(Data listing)
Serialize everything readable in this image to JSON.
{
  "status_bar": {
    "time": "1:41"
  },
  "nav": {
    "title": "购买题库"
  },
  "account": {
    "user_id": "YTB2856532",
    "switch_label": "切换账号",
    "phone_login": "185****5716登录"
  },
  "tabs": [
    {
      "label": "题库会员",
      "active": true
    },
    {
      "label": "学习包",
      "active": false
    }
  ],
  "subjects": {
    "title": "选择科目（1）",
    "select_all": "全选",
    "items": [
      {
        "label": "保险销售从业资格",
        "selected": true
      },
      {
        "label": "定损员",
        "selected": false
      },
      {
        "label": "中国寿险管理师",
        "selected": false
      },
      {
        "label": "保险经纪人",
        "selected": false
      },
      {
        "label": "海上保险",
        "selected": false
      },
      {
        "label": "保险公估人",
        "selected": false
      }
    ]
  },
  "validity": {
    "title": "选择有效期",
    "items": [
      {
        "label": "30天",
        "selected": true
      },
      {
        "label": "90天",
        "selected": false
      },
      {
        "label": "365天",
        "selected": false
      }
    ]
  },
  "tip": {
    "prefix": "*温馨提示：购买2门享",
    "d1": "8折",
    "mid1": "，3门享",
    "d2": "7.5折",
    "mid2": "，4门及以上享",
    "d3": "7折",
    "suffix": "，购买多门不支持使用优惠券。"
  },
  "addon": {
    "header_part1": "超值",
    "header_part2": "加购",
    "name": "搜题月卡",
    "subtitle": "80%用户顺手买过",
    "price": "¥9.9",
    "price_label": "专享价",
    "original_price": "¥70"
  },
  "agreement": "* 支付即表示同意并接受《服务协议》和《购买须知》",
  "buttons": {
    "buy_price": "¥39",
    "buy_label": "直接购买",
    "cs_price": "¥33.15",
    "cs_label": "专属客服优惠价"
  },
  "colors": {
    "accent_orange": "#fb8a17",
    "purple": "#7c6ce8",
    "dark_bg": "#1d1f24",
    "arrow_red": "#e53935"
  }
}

◆ EXERCISE OBJECTIVE ◆
The full set of records should be duplicated exactly.

◆ SOLUTION FOR THIS TASK ◆
Serialize everything readable in this image to JSON.
{
  "status_bar": {
    "time": "1:41"
  },
  "nav": {
    "title": "购买题库"
  },
  "account": {
    "user_id": "YTB2856532",
    "switch_label": "切换账号",
    "phone_login": "185****5716登录"
  },
  "tabs": [
    {
      "label": "题库会员",
      "active": true
    },
    {
      "label": "学习包",
      "active": false
    }
  ],
  "subjects": {
    "title": "选择科目（1）",
    "select_all": "全选",
    "items": [
      {
        "label": "保险销售从业资格",
        "selected": true
      },
      {
        "label": "定损员",
        "selected": false
      },
      {
        "label": "中国寿险管理师",
        "selected": false
      },
      {
        "label": "保险经纪人",
        "selected": false
      },
      {
        "label": "海上保险",
        "selected": false
      },
      {
        "label": "保险公估人",
        "selected": false
      }
    ]
  },
  "validity": {
    "title": "选择有效期",
    "items": [
      {
        "label": "30天",
        "selected": true
      },
      {
        "label": "90天",
        "selected": false
      },
      {
        "label": "365天",
        "selected": false
      }
    ]
  },
  "tip": {
    "prefix": "*温馨提示：购买2门享",
    "d1": "8折",
    "mid1": "，3门享",
    "d2": "7.5折",
    "mid2": "，4门及以上享",
    "d3": "7折",
    "suffix": "，购买多门不支持使用优惠券。"
  },
  "addon": {
    "header_part1": "超值",
    "header_part2": "加购",
    "name": "搜题月卡",
    "subtitle": "80%用户顺手买过",
    "price": "¥9.9",
    "price_label": "专享价",
    "original_price": "¥70"
  },
  "agreement": "* 支付即表示同意并接受《服务协议》和《购买须知》",
  "buttons": {
    "buy_price": "¥39",
    "buy_label": "直接购买",
    "cs_price": "¥33.15",
    "cs_label": "专属客服优惠价"
  },
  "colors": {
    "accent_orange": "#fb8a17",
    "purple": "#7c6ce8",
    "dark_bg": "#1d1f24",
    "arrow_red": "#e53935"
  }
}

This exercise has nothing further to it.